(Data entries)
>>>

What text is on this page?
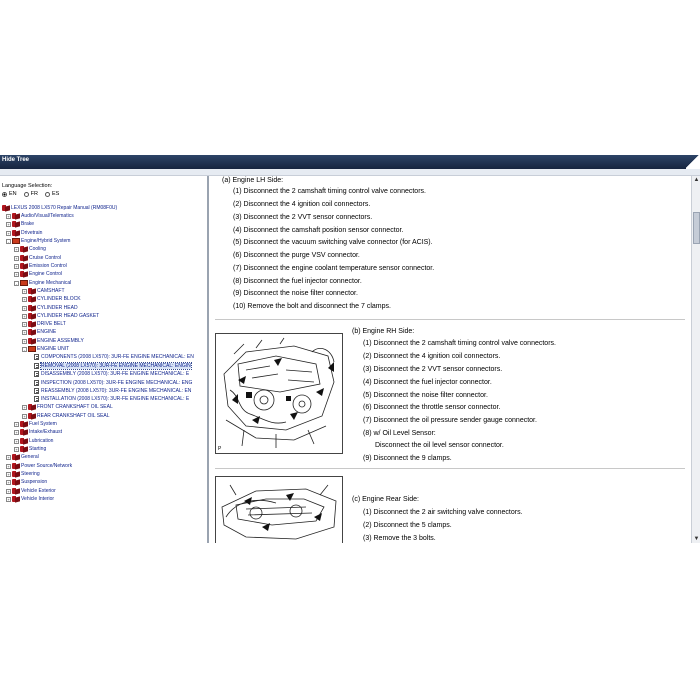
Hide Tree
Language Selection:
EN	FR	ES
LEXUS 2008 LX570 Repair Manual (RM08F0U)
+ Audio/Visual/Telematics
+ Brake
+ Drivetrain
-	Engine/Hybrid System
+ Cooling
+ Cruise Control
+ Emission Control
+ Engine Control
-	Engine Mechanical
+ CAMSHAFT
+ CYLINDER BLOCK
+ CYLINDER HEAD
+ CYLINDER HEAD GASKET
+ DRIVE BELT
+ ENGINE
+ ENGINE ASSEMBLY
-	ENGINE UNIT
COMPONENTS (2008 LX570): 3UR-FE ENGINE MECHANICAL: EN
REMOVAL (2008 LX570): 3UR-FE ENGINE MECHANICAL: ENGIN
DISASSEMBLY (2008 LX570): 3UR-FE ENGINE MECHANICAL: E
INSPECTION (2008 LX570): 3UR-FE ENGINE MECHANICAL: ENG
REASSEMBLY (2008 LX570): 3UR-FE ENGINE MECHANICAL: EN
INSTALLATION (2008 LX570): 3UR-FE ENGINE MECHANICAL: E
+ FRONT CRANKSHAFT OIL SEAL
+ REAR CRANKSHAFT OIL SEAL
+ Fuel System
+ Intake/Exhaust
+ Lubrication
+ Starting
+ General
+ Power Source/Network
+ Steering
+ Suspension
+ Vehicle Exterior
+ Vehicle Interior
(a) Engine LH Side:
(1) Disconnect the 2 camshaft timing control valve connectors.
(2) Disconnect the 4 ignition coil connectors.
(3) Disconnect the 2 VVT sensor connectors.
(4) Disconnect the camshaft position sensor connector.
(5) Disconnect the vacuum switching valve connector (for ACIS).
(6) Disconnect the purge VSV connector.
(7) Disconnect the engine coolant temperature sensor connector.
(8) Disconnect the fuel injector connector.
(9) Disconnect the noise filter connector.
(10) Remove the bolt and disconnect the 7 clamps.
P
(b) Engine RH Side:
(1) Disconnect the 2 camshaft timing control valve connectors.
(2) Disconnect the 4 ignition coil connectors.
(3) Disconnect the 2 VVT sensor connectors.
(4) Disconnect the fuel injector connector.
(5) Disconnect the noise filter connector.
(6) Disconnect the throttle sensor connector.
(7) Disconnect the oil pressure sender gauge connector.
(8) w/ Oil Level Sensor:
Disconnect the oil level sensor connector.
(9) Disconnect the 9 clamps.
(c) Engine Rear Side:
(1) Disconnect the 2 air switching valve connectors.
(2) Disconnect the 5 clamps.
(3) Remove the 3 bolts.
▲
▼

<<<

◆ **Directions**
Reproduce all the records verbatim, excluding images.

◆ **The solution**
What text is on this page?
Hide Tree
Language Selection:
EN	FR	ES
LEXUS 2008 LX570 Repair Manual (RM08F0U)
+ Audio/Visual/Telematics
+ Brake
+ Drivetrain
-	Engine/Hybrid System
+ Cooling
+ Cruise Control
+ Emission Control
+ Engine Control
-	Engine Mechanical
+ CAMSHAFT
+ CYLINDER BLOCK
+ CYLINDER HEAD
+ CYLINDER HEAD GASKET
+ DRIVE BELT
+ ENGINE
+ ENGINE ASSEMBLY
-	ENGINE UNIT
COMPONENTS (2008 LX570): 3UR-FE ENGINE MECHANICAL: EN
REMOVAL (2008 LX570): 3UR-FE ENGINE MECHANICAL: ENGIN
DISASSEMBLY (2008 LX570): 3UR-FE ENGINE MECHANICAL: E
INSPECTION (2008 LX570): 3UR-FE ENGINE MECHANICAL: ENG
REASSEMBLY (2008 LX570): 3UR-FE ENGINE MECHANICAL: EN
INSTALLATION (2008 LX570): 3UR-FE ENGINE MECHANICAL: E
+ FRONT CRANKSHAFT OIL SEAL
+ REAR CRANKSHAFT OIL SEAL
+ Fuel System
+ Intake/Exhaust
+ Lubrication
+ Starting
+ General
+ Power Source/Network
+ Steering
+ Suspension
+ Vehicle Exterior
+ Vehicle Interior
(a) Engine LH Side:
(1) Disconnect the 2 camshaft timing control valve connectors.
(2) Disconnect the 4 ignition coil connectors.
(3) Disconnect the 2 VVT sensor connectors.
(4) Disconnect the camshaft position sensor connector.
(5) Disconnect the vacuum switching valve connector (for ACIS).
(6) Disconnect the purge VSV connector.
(7) Disconnect the engine coolant temperature sensor connector.
(8) Disconnect the fuel injector connector.
(9) Disconnect the noise filter connector.
(10) Remove the bolt and disconnect the 7 clamps.
P
(b) Engine RH Side:
(1) Disconnect the 2 camshaft timing control valve connectors.
(2) Disconnect the 4 ignition coil connectors.
(3) Disconnect the 2 VVT sensor connectors.
(4) Disconnect the fuel injector connector.
(5) Disconnect the noise filter connector.
(6) Disconnect the throttle sensor connector.
(7) Disconnect the oil pressure sender gauge connector.
(8) w/ Oil Level Sensor:
Disconnect the oil level sensor connector.
(9) Disconnect the 9 clamps.
(c) Engine Rear Side:
(1) Disconnect the 2 air switching valve connectors.
(2) Disconnect the 5 clamps.
(3) Remove the 3 bolts.
▲
▼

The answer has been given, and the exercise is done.